▶ WHAT TO PRODUCE
Copy out all lines that hold "非洲东部干旱".

▶ LISTED ENTRIES
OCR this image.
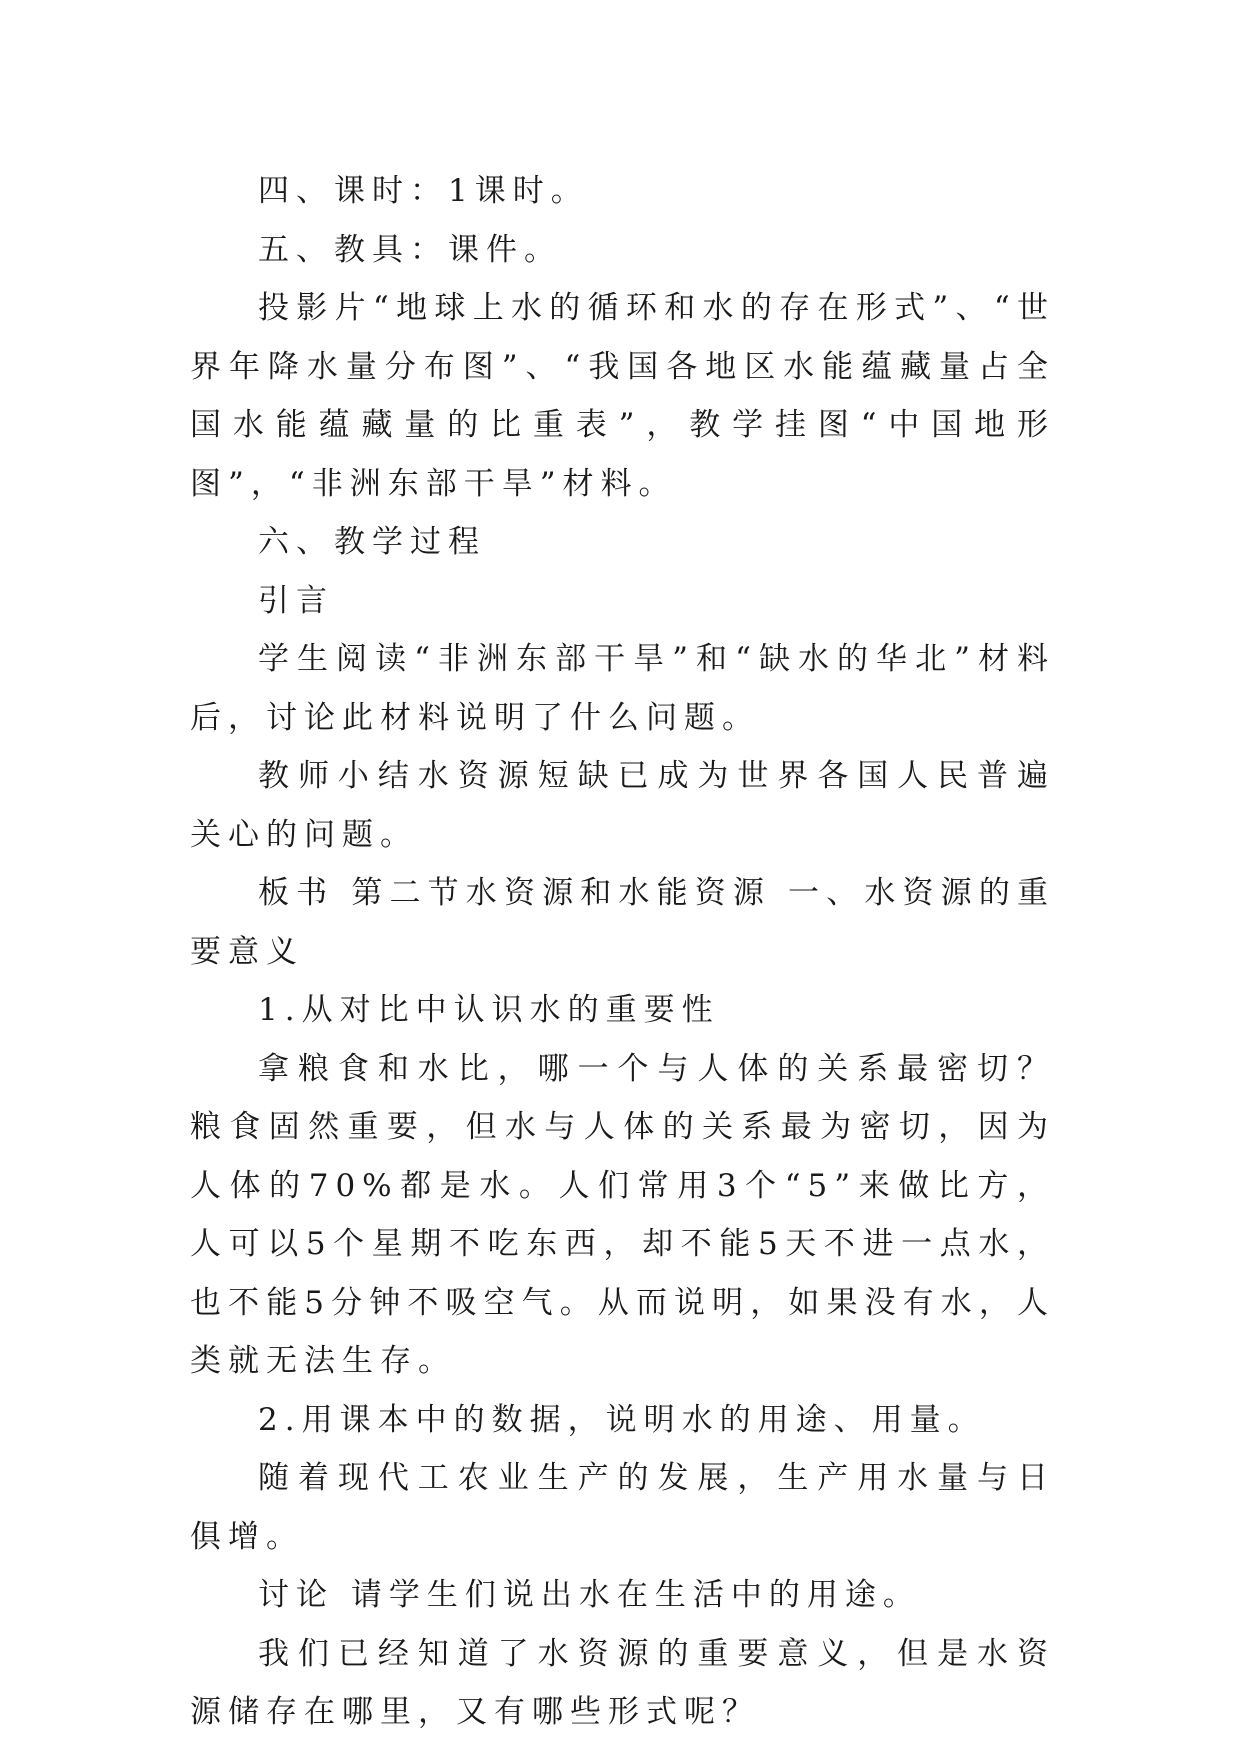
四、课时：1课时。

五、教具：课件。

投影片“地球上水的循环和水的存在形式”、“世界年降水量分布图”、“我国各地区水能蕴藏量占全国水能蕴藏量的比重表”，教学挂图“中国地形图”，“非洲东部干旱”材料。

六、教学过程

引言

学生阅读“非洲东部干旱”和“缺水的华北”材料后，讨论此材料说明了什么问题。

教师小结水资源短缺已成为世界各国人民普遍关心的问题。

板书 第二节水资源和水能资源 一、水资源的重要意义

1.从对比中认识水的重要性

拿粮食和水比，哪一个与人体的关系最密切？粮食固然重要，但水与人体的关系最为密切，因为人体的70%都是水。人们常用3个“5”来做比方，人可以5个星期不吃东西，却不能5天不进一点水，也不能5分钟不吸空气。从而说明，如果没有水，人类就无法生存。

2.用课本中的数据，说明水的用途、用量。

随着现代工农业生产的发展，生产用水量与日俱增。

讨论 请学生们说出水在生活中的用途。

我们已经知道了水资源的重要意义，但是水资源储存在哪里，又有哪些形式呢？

==

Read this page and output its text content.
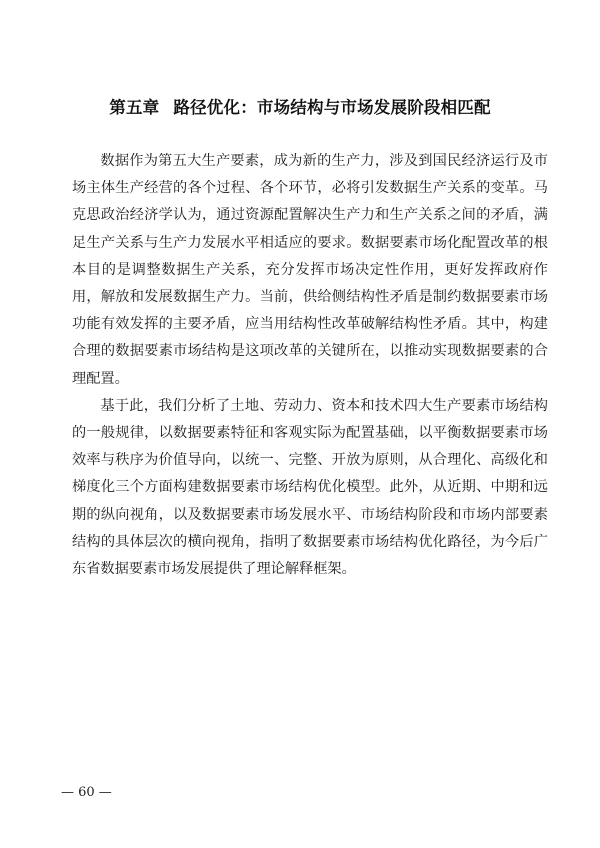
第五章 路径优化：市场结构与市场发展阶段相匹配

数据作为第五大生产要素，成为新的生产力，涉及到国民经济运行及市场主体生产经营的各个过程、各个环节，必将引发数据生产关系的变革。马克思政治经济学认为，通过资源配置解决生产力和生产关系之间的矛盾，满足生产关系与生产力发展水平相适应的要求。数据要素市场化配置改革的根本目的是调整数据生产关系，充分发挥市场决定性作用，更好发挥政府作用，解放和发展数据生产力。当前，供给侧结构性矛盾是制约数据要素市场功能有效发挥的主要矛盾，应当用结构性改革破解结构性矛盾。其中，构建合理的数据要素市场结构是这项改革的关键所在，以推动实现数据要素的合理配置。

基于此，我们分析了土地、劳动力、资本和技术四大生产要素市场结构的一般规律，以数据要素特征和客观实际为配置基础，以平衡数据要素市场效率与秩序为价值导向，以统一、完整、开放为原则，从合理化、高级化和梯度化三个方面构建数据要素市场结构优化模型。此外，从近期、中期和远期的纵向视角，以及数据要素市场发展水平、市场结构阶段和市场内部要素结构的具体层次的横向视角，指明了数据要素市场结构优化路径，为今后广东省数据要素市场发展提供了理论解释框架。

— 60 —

▶ EXERCISE RESULT
投影片“地球上水的循环和水的存在形式”、“世界年降水量分布图”、“我国各地区水能蕴藏量占全国水能蕴藏量的比重表”，教学挂图“中国地形图”，“非洲东部干旱”材料。
学生阅读“非洲东部干旱”和“缺水的华北”材料后，讨论此材料说明了什么问题。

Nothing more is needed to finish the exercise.